Exercise goal — Quote the entries word for word. Omit the pictures.

Input for this task —
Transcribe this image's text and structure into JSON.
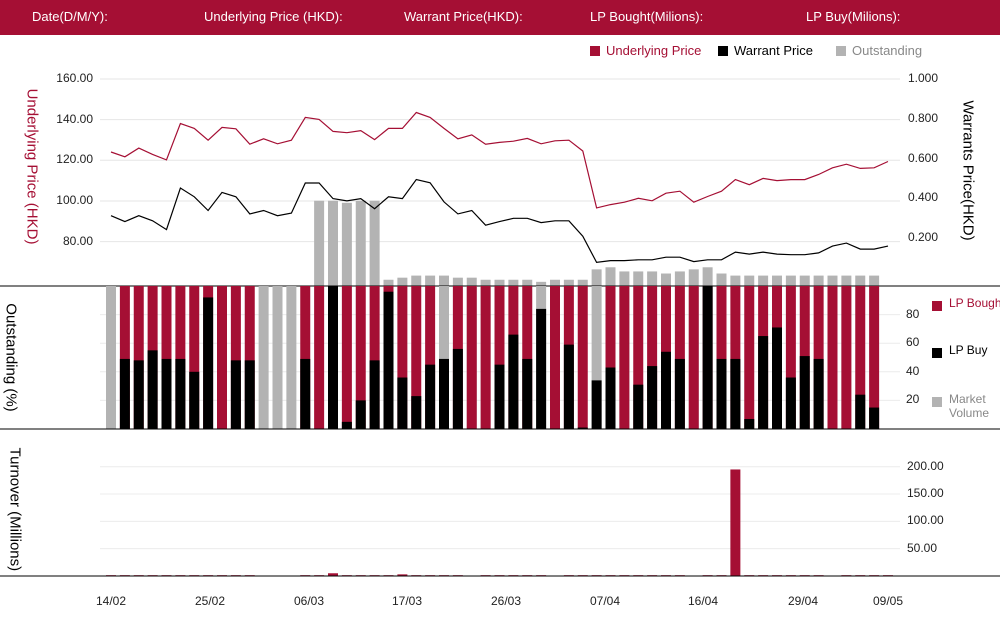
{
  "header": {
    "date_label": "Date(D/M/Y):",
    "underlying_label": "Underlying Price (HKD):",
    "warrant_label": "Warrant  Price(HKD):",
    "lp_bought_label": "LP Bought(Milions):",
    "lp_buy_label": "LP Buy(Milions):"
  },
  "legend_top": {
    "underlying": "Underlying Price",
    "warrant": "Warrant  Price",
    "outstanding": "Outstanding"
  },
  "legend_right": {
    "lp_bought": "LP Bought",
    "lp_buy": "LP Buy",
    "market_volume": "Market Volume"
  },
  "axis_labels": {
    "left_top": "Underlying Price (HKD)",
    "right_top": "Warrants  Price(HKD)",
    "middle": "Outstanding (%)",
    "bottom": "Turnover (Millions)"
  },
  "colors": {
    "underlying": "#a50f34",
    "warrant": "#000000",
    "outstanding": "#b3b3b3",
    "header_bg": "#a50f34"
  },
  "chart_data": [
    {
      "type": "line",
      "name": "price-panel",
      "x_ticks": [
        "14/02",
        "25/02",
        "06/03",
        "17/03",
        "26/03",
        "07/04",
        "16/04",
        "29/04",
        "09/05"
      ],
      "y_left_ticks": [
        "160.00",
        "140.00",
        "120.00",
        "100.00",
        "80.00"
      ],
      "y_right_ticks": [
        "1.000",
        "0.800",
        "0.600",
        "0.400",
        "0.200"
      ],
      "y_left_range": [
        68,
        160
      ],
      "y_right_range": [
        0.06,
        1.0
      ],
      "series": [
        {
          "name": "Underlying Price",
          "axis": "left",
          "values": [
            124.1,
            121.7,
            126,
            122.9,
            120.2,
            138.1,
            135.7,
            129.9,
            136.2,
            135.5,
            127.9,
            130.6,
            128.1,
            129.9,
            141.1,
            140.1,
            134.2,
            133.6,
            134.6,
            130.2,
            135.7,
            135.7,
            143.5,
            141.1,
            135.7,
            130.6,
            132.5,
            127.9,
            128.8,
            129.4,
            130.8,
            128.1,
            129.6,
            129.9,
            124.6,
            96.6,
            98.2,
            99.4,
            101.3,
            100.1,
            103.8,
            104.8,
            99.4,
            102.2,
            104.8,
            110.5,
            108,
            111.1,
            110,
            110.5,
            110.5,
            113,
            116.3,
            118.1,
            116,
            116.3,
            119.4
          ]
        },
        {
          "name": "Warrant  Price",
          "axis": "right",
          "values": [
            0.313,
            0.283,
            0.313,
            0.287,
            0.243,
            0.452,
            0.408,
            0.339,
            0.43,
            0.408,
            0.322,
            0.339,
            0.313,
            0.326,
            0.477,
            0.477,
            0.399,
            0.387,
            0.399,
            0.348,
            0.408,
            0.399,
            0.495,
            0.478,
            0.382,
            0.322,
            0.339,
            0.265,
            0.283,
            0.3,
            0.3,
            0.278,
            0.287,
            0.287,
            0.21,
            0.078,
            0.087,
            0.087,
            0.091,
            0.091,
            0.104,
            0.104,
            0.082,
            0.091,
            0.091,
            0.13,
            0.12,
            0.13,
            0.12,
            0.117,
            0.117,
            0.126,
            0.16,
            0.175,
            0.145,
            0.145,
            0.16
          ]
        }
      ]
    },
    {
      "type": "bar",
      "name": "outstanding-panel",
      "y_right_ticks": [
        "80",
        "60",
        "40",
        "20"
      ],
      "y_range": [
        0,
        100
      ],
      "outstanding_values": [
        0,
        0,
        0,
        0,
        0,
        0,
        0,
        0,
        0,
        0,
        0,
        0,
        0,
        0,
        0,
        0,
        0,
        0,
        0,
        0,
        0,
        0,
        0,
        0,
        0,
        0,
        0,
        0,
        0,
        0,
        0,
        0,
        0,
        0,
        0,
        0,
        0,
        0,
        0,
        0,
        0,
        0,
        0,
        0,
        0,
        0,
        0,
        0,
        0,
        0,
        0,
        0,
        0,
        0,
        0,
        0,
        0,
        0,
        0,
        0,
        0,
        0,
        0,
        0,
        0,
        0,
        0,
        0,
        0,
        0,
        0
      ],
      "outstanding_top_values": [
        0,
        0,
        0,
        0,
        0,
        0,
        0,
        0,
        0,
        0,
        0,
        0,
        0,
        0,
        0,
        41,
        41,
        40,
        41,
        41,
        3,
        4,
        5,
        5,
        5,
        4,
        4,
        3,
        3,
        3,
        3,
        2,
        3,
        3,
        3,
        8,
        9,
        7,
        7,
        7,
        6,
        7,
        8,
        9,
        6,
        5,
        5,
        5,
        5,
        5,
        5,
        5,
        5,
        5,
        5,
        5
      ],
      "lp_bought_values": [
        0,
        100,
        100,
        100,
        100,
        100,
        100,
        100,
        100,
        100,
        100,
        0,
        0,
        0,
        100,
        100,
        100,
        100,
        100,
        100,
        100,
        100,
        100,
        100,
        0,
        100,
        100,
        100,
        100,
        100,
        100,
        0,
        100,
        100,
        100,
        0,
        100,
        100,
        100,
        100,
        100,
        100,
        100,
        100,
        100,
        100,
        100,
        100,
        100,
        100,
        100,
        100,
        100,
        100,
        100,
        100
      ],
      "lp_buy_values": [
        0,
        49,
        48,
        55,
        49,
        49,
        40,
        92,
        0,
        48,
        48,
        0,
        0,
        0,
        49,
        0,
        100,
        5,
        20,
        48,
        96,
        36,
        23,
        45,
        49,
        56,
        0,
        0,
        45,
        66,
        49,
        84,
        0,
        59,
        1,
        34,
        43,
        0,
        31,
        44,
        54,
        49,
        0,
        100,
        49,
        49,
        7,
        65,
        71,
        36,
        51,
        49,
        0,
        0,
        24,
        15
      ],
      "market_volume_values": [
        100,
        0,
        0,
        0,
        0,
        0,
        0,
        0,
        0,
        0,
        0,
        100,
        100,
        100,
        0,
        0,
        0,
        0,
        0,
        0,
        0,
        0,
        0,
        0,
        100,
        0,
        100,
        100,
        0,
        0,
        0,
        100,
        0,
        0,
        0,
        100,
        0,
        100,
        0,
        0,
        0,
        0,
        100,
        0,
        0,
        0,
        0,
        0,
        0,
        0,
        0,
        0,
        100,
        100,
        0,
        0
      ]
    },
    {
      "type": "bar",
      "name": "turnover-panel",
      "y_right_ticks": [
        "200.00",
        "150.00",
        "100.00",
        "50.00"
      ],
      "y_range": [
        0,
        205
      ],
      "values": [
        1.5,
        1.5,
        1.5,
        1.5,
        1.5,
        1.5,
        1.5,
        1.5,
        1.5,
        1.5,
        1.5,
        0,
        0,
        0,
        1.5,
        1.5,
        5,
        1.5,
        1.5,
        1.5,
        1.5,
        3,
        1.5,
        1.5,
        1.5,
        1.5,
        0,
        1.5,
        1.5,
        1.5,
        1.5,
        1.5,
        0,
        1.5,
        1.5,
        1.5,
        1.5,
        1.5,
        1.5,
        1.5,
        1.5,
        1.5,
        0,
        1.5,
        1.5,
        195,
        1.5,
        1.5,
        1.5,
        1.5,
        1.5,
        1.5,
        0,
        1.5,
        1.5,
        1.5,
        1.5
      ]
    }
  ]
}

The completed task —
Transcribe this image's text and structure into JSON.
{
  "header": {
    "date_label": "Date(D/M/Y):",
    "underlying_label": "Underlying Price (HKD):",
    "warrant_label": "Warrant  Price(HKD):",
    "lp_bought_label": "LP Bought(Milions):",
    "lp_buy_label": "LP Buy(Milions):"
  },
  "legend_top": {
    "underlying": "Underlying Price",
    "warrant": "Warrant  Price",
    "outstanding": "Outstanding"
  },
  "legend_right": {
    "lp_bought": "LP Bought",
    "lp_buy": "LP Buy",
    "market_volume": "Market Volume"
  },
  "axis_labels": {
    "left_top": "Underlying Price (HKD)",
    "right_top": "Warrants  Price(HKD)",
    "middle": "Outstanding (%)",
    "bottom": "Turnover (Millions)"
  },
  "colors": {
    "underlying": "#a50f34",
    "warrant": "#000000",
    "outstanding": "#b3b3b3",
    "header_bg": "#a50f34"
  },
  "chart_data": [
    {
      "type": "line",
      "name": "price-panel",
      "x_ticks": [
        "14/02",
        "25/02",
        "06/03",
        "17/03",
        "26/03",
        "07/04",
        "16/04",
        "29/04",
        "09/05"
      ],
      "y_left_ticks": [
        "160.00",
        "140.00",
        "120.00",
        "100.00",
        "80.00"
      ],
      "y_right_ticks": [
        "1.000",
        "0.800",
        "0.600",
        "0.400",
        "0.200"
      ],
      "y_left_range": [
        68,
        160
      ],
      "y_right_range": [
        0.06,
        1.0
      ],
      "series": [
        {
          "name": "Underlying Price",
          "axis": "left",
          "values": [
            124.1,
            121.7,
            126,
            122.9,
            120.2,
            138.1,
            135.7,
            129.9,
            136.2,
            135.5,
            127.9,
            130.6,
            128.1,
            129.9,
            141.1,
            140.1,
            134.2,
            133.6,
            134.6,
            130.2,
            135.7,
            135.7,
            143.5,
            141.1,
            135.7,
            130.6,
            132.5,
            127.9,
            128.8,
            129.4,
            130.8,
            128.1,
            129.6,
            129.9,
            124.6,
            96.6,
            98.2,
            99.4,
            101.3,
            100.1,
            103.8,
            104.8,
            99.4,
            102.2,
            104.8,
            110.5,
            108,
            111.1,
            110,
            110.5,
            110.5,
            113,
            116.3,
            118.1,
            116,
            116.3,
            119.4
          ]
        },
        {
          "name": "Warrant  Price",
          "axis": "right",
          "values": [
            0.313,
            0.283,
            0.313,
            0.287,
            0.243,
            0.452,
            0.408,
            0.339,
            0.43,
            0.408,
            0.322,
            0.339,
            0.313,
            0.326,
            0.477,
            0.477,
            0.399,
            0.387,
            0.399,
            0.348,
            0.408,
            0.399,
            0.495,
            0.478,
            0.382,
            0.322,
            0.339,
            0.265,
            0.283,
            0.3,
            0.3,
            0.278,
            0.287,
            0.287,
            0.21,
            0.078,
            0.087,
            0.087,
            0.091,
            0.091,
            0.104,
            0.104,
            0.082,
            0.091,
            0.091,
            0.13,
            0.12,
            0.13,
            0.12,
            0.117,
            0.117,
            0.126,
            0.16,
            0.175,
            0.145,
            0.145,
            0.16
          ]
        }
      ]
    },
    {
      "type": "bar",
      "name": "outstanding-panel",
      "y_right_ticks": [
        "80",
        "60",
        "40",
        "20"
      ],
      "y_range": [
        0,
        100
      ],
      "outstanding_values": [
        0,
        0,
        0,
        0,
        0,
        0,
        0,
        0,
        0,
        0,
        0,
        0,
        0,
        0,
        0,
        0,
        0,
        0,
        0,
        0,
        0,
        0,
        0,
        0,
        0,
        0,
        0,
        0,
        0,
        0,
        0,
        0,
        0,
        0,
        0,
        0,
        0,
        0,
        0,
        0,
        0,
        0,
        0,
        0,
        0,
        0,
        0,
        0,
        0,
        0,
        0,
        0,
        0,
        0,
        0,
        0,
        0,
        0,
        0,
        0,
        0,
        0,
        0,
        0,
        0,
        0,
        0,
        0,
        0,
        0,
        0
      ],
      "outstanding_top_values": [
        0,
        0,
        0,
        0,
        0,
        0,
        0,
        0,
        0,
        0,
        0,
        0,
        0,
        0,
        0,
        41,
        41,
        40,
        41,
        41,
        3,
        4,
        5,
        5,
        5,
        4,
        4,
        3,
        3,
        3,
        3,
        2,
        3,
        3,
        3,
        8,
        9,
        7,
        7,
        7,
        6,
        7,
        8,
        9,
        6,
        5,
        5,
        5,
        5,
        5,
        5,
        5,
        5,
        5,
        5,
        5
      ],
      "lp_bought_values": [
        0,
        100,
        100,
        100,
        100,
        100,
        100,
        100,
        100,
        100,
        100,
        0,
        0,
        0,
        100,
        100,
        100,
        100,
        100,
        100,
        100,
        100,
        100,
        100,
        0,
        100,
        100,
        100,
        100,
        100,
        100,
        0,
        100,
        100,
        100,
        0,
        100,
        100,
        100,
        100,
        100,
        100,
        100,
        100,
        100,
        100,
        100,
        100,
        100,
        100,
        100,
        100,
        100,
        100,
        100,
        100
      ],
      "lp_buy_values": [
        0,
        49,
        48,
        55,
        49,
        49,
        40,
        92,
        0,
        48,
        48,
        0,
        0,
        0,
        49,
        0,
        100,
        5,
        20,
        48,
        96,
        36,
        23,
        45,
        49,
        56,
        0,
        0,
        45,
        66,
        49,
        84,
        0,
        59,
        1,
        34,
        43,
        0,
        31,
        44,
        54,
        49,
        0,
        100,
        49,
        49,
        7,
        65,
        71,
        36,
        51,
        49,
        0,
        0,
        24,
        15
      ],
      "market_volume_values": [
        100,
        0,
        0,
        0,
        0,
        0,
        0,
        0,
        0,
        0,
        0,
        100,
        100,
        100,
        0,
        0,
        0,
        0,
        0,
        0,
        0,
        0,
        0,
        0,
        100,
        0,
        100,
        100,
        0,
        0,
        0,
        100,
        0,
        0,
        0,
        100,
        0,
        100,
        0,
        0,
        0,
        0,
        100,
        0,
        0,
        0,
        0,
        0,
        0,
        0,
        0,
        0,
        100,
        100,
        0,
        0
      ]
    },
    {
      "type": "bar",
      "name": "turnover-panel",
      "y_right_ticks": [
        "200.00",
        "150.00",
        "100.00",
        "50.00"
      ],
      "y_range": [
        0,
        205
      ],
      "values": [
        1.5,
        1.5,
        1.5,
        1.5,
        1.5,
        1.5,
        1.5,
        1.5,
        1.5,
        1.5,
        1.5,
        0,
        0,
        0,
        1.5,
        1.5,
        5,
        1.5,
        1.5,
        1.5,
        1.5,
        3,
        1.5,
        1.5,
        1.5,
        1.5,
        0,
        1.5,
        1.5,
        1.5,
        1.5,
        1.5,
        0,
        1.5,
        1.5,
        1.5,
        1.5,
        1.5,
        1.5,
        1.5,
        1.5,
        1.5,
        0,
        1.5,
        1.5,
        195,
        1.5,
        1.5,
        1.5,
        1.5,
        1.5,
        1.5,
        0,
        1.5,
        1.5,
        1.5,
        1.5
      ]
    }
  ]
}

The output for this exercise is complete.